Check every line of the entries for "JSON", and copy the lines that hold it.
## START RECORDS FOR THIS EXERCISE
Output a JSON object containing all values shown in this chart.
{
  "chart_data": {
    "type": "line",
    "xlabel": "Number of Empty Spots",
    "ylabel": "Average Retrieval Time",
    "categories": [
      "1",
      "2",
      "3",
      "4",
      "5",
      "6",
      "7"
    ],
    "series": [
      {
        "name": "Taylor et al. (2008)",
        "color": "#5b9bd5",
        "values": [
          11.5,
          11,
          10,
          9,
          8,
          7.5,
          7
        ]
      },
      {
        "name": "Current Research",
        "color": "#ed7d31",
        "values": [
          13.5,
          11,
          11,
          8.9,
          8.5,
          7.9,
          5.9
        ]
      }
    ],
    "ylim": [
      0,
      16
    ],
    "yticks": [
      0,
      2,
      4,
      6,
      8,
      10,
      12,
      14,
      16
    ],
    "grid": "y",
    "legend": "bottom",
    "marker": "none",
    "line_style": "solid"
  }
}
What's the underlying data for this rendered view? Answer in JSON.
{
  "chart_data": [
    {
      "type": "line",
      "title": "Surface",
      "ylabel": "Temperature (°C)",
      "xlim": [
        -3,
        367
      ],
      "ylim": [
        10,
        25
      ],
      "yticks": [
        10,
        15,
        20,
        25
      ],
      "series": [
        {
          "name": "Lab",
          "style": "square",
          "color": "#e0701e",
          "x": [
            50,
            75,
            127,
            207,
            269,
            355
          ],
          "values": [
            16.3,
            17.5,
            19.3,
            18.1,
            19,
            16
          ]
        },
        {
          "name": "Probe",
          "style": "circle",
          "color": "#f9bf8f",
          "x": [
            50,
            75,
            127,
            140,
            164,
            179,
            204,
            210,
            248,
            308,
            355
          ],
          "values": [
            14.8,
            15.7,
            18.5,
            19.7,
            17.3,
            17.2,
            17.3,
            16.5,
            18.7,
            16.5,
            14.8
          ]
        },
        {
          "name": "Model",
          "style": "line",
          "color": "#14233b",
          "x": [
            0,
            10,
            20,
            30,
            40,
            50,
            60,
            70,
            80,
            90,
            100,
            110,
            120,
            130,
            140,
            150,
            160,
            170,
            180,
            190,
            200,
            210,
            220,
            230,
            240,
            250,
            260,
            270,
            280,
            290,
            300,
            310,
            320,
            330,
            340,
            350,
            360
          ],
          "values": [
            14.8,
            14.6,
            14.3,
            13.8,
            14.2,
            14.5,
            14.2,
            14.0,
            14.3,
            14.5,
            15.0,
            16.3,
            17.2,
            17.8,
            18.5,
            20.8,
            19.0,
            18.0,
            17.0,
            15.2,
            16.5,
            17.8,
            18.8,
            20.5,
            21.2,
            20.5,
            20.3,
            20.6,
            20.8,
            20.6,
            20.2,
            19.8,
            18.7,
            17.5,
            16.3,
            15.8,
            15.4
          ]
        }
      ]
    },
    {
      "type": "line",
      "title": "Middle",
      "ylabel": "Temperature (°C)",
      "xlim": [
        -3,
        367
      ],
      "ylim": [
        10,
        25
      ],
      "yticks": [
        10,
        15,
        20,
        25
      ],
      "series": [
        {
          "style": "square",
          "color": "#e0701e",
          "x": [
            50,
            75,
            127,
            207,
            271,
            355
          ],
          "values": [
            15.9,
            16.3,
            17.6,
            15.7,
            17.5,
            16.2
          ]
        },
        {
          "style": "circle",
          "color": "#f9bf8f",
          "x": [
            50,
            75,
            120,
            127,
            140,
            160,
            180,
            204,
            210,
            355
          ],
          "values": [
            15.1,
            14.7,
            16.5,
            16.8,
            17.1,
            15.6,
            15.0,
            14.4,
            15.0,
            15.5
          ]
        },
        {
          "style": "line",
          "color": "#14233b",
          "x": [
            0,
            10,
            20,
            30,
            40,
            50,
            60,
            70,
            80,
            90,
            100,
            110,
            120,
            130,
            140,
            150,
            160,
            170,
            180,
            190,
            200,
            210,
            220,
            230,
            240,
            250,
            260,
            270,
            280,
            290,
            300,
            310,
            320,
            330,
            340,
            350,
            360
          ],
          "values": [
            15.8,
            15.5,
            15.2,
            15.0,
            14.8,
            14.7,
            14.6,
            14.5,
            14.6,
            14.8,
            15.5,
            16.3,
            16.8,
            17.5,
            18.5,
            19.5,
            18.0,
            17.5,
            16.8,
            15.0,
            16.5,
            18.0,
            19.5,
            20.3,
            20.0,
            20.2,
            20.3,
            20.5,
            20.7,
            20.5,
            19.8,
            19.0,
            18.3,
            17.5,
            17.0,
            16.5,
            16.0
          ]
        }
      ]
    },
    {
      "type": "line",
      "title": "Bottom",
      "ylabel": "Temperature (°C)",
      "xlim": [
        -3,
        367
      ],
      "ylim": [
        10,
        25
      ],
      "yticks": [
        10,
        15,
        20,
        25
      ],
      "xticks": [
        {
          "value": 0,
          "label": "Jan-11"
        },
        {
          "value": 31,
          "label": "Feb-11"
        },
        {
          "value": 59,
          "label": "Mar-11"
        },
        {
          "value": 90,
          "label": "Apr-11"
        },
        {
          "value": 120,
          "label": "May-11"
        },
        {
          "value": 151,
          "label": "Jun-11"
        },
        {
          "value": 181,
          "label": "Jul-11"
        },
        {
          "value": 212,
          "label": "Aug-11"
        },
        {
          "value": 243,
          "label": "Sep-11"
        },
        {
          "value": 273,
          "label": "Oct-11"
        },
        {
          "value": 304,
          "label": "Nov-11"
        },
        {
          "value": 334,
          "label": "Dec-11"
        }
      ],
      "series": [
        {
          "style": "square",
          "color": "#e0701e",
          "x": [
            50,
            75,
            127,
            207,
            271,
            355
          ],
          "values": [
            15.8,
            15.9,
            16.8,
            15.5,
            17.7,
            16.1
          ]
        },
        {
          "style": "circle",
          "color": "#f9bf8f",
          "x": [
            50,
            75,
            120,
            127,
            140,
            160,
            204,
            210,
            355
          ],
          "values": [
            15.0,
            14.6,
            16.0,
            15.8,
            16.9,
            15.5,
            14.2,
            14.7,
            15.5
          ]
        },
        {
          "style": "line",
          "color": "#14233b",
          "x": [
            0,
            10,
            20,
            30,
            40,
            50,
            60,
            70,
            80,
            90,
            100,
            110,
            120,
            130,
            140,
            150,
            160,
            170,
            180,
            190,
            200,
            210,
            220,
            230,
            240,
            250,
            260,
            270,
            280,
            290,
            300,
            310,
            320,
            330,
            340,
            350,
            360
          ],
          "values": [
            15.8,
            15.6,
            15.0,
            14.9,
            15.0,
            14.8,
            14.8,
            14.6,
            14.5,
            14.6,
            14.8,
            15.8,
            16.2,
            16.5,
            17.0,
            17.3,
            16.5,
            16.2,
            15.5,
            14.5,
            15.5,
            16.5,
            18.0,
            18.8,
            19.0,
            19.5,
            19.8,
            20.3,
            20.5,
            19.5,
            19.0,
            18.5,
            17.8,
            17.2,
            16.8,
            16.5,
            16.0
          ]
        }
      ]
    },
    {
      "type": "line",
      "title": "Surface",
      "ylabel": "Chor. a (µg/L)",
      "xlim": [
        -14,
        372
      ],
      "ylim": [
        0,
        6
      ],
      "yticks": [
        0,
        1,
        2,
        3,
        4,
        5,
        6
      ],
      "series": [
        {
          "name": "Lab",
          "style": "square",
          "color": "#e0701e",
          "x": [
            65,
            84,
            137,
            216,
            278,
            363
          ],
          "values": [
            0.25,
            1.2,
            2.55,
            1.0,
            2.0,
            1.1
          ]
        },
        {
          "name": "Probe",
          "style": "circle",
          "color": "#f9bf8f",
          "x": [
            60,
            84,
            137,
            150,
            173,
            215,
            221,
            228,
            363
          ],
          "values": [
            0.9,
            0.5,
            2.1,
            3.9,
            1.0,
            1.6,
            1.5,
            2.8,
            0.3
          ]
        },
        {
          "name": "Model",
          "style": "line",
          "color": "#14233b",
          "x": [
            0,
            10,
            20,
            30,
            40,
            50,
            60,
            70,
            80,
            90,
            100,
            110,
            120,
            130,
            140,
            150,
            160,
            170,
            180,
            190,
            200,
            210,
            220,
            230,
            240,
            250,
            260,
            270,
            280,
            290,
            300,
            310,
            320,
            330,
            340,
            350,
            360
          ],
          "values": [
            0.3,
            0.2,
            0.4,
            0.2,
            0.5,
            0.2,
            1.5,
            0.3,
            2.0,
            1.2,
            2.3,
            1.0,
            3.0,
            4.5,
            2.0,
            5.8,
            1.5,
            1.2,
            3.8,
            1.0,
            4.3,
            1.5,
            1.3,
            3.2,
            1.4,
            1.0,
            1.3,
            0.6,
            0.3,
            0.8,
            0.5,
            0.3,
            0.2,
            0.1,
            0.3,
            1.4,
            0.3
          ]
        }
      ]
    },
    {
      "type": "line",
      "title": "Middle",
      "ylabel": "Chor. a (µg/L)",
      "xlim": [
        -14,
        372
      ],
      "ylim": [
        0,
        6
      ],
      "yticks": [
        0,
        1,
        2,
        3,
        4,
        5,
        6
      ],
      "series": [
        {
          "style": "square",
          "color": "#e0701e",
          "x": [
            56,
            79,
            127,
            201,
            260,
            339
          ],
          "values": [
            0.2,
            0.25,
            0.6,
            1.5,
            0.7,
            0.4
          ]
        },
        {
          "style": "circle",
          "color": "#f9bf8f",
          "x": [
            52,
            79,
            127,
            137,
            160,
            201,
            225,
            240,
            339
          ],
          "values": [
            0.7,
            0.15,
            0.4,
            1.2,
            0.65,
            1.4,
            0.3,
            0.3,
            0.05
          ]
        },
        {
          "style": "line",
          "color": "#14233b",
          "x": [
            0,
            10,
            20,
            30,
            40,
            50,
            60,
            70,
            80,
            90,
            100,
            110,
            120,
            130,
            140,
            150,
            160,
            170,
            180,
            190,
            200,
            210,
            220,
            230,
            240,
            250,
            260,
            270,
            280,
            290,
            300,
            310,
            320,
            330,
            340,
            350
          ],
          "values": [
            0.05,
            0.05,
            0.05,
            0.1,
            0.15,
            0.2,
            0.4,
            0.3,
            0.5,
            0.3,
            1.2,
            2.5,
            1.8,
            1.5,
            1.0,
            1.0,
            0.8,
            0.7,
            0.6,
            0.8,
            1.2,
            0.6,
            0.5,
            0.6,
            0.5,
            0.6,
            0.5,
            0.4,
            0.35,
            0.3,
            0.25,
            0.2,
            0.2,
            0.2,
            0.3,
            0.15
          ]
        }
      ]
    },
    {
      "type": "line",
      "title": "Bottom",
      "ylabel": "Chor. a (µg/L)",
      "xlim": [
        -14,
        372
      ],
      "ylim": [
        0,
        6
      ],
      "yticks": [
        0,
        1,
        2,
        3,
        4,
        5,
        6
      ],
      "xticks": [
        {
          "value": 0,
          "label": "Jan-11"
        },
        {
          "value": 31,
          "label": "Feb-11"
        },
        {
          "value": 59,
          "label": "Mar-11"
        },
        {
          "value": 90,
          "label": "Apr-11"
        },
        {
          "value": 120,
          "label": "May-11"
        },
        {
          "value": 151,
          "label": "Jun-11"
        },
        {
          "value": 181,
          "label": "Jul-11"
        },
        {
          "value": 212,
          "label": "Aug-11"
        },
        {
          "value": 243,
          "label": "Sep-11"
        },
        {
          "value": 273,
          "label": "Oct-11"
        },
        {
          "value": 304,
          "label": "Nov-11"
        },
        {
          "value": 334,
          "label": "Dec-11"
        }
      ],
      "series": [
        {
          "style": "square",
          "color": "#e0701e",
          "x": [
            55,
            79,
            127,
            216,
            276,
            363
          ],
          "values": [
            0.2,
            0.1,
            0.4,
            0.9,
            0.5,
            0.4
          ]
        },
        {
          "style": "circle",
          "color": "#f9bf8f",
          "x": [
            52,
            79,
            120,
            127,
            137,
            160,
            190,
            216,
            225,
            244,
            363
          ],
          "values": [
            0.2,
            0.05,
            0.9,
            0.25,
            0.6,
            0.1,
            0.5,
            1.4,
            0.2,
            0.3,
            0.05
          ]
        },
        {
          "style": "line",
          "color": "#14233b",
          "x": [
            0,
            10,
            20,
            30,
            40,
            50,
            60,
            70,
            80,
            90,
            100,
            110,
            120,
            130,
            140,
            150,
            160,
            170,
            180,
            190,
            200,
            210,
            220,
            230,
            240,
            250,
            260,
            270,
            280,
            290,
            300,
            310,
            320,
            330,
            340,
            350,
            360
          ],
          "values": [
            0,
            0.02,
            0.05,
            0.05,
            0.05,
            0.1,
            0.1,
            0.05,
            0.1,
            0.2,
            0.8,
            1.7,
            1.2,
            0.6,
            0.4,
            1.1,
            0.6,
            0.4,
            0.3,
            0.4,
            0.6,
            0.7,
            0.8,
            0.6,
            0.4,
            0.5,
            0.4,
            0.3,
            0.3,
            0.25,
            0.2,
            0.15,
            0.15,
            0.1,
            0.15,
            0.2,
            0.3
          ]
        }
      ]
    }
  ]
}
## END RECORDS FOR THIS EXERCISE
• _SOLUTION TO THE EXERCISE_:
Output a JSON object containing all values shown in this chart.
What's the underlying data for this rendered view? Answer in JSON.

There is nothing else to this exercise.